Records excerpted from a collection:
------------

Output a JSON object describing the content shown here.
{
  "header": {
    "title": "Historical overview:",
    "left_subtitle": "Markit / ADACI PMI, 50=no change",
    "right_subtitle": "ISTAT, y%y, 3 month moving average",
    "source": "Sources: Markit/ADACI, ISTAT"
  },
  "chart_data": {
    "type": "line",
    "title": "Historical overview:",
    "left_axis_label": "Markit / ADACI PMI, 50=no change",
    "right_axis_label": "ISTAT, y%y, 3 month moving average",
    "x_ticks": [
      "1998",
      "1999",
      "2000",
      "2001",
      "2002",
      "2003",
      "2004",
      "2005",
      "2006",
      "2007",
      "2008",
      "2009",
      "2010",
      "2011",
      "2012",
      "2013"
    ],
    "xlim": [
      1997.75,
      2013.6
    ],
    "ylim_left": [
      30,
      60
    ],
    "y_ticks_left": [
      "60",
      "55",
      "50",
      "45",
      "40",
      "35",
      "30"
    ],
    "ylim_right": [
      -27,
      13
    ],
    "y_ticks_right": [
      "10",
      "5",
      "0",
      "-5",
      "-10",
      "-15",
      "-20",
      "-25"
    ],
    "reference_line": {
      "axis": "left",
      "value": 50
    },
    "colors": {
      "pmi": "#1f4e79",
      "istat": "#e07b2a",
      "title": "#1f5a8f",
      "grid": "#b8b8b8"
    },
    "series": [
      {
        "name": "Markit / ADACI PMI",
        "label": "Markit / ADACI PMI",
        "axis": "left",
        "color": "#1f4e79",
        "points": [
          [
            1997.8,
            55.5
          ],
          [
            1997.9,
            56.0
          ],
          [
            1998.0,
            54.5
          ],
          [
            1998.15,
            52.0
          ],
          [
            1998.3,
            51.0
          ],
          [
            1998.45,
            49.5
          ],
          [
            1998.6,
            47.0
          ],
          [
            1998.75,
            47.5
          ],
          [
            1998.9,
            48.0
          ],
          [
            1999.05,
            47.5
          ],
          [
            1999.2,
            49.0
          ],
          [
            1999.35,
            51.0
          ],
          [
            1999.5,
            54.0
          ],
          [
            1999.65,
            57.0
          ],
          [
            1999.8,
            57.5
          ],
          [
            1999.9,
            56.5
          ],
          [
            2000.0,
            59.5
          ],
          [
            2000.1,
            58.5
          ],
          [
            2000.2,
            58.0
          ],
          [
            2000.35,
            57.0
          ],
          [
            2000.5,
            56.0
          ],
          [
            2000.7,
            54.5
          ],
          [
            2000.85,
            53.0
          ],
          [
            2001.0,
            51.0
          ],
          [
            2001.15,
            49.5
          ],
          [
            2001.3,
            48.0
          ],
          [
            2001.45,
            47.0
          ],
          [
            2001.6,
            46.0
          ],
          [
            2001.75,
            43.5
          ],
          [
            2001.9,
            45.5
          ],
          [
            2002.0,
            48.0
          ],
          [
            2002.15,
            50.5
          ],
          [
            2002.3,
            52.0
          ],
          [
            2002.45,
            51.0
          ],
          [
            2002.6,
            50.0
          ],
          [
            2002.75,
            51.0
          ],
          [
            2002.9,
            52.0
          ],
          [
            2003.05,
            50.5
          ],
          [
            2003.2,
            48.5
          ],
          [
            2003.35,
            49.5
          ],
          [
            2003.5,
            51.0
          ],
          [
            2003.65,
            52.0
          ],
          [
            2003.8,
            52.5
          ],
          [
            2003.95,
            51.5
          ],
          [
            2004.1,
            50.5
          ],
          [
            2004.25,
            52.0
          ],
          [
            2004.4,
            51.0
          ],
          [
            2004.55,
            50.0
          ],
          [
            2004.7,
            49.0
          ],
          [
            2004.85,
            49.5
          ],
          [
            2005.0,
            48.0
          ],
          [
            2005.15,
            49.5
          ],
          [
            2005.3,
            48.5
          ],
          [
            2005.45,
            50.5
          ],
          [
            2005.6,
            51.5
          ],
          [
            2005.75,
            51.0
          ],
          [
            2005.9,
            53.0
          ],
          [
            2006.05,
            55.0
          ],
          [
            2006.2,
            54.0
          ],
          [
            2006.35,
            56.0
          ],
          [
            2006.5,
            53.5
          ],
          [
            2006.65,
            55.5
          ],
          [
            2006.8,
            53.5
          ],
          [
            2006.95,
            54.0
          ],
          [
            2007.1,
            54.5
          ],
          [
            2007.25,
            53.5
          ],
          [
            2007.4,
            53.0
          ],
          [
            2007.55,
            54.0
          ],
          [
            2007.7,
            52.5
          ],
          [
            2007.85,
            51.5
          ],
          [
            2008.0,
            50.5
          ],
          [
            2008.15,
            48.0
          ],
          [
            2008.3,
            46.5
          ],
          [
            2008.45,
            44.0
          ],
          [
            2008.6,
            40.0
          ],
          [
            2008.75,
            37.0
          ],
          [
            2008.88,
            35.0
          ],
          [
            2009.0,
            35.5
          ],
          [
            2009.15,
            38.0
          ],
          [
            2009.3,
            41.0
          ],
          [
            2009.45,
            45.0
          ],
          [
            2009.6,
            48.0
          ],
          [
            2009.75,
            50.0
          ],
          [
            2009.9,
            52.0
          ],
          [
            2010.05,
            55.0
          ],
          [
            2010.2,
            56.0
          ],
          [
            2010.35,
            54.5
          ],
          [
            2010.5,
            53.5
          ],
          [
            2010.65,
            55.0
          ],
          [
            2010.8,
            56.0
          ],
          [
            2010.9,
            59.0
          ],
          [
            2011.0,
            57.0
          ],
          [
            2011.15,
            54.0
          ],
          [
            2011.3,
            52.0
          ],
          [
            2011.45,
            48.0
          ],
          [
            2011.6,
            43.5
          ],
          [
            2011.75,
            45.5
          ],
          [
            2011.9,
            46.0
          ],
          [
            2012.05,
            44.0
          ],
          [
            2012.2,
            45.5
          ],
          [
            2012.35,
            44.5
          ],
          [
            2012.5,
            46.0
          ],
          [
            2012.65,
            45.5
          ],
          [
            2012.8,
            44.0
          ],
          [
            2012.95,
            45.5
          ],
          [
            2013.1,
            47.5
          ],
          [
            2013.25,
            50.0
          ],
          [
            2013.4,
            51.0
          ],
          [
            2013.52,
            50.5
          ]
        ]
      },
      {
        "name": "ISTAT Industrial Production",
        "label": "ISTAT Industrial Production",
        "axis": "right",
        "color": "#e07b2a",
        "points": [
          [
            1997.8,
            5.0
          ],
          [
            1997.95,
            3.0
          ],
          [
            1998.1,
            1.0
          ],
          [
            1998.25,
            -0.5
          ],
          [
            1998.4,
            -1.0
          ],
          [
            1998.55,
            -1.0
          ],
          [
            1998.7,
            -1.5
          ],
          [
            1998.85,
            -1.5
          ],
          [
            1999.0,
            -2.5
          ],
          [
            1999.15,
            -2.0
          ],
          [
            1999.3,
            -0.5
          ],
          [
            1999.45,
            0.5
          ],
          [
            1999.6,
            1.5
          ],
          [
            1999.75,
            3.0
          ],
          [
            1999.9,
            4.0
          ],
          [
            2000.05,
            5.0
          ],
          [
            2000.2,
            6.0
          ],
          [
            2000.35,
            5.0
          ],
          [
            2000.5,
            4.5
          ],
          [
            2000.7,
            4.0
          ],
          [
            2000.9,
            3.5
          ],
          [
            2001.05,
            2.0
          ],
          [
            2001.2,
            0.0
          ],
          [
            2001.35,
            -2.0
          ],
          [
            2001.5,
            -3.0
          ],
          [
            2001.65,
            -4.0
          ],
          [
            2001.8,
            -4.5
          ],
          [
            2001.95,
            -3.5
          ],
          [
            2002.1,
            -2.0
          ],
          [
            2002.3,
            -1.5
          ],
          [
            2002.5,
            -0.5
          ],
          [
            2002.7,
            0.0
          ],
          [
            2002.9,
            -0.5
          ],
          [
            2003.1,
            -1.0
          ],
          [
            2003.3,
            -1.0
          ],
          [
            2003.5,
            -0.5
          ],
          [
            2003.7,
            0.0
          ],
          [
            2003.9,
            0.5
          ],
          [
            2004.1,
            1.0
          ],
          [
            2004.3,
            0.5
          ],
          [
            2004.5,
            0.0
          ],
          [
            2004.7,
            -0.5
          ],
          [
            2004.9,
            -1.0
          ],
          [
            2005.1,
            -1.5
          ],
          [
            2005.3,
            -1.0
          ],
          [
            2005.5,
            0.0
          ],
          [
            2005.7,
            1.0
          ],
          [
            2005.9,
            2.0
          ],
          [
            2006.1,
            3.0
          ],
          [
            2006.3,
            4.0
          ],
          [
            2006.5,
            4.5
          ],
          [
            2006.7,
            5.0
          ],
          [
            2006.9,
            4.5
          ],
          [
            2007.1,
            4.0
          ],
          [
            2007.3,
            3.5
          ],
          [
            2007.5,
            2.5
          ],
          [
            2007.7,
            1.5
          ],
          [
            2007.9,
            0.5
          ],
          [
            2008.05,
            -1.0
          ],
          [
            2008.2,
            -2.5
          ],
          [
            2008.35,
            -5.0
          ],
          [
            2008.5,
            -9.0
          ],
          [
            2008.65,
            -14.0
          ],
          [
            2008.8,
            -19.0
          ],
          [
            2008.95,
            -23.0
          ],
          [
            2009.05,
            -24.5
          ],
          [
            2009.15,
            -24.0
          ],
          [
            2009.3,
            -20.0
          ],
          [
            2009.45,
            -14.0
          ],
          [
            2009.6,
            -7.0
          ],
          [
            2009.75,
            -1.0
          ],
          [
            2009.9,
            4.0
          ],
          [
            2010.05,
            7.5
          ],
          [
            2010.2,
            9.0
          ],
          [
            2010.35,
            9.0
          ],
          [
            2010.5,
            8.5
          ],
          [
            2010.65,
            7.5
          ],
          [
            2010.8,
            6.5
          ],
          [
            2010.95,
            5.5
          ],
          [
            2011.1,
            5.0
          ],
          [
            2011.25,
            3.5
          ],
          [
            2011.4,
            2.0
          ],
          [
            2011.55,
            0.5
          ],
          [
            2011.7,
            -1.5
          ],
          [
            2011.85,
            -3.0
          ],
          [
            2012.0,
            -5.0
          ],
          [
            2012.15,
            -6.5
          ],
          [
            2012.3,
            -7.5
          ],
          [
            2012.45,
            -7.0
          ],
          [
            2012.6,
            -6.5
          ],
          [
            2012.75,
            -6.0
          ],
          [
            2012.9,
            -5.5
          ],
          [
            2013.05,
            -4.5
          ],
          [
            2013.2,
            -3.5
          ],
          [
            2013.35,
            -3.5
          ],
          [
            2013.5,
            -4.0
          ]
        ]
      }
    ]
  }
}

------------

- Objective
Copy in full each line that holds the word "Industrial".

- Final answer
        "name": "ISTAT Industrial Production",
        "label": "ISTAT Industrial Production",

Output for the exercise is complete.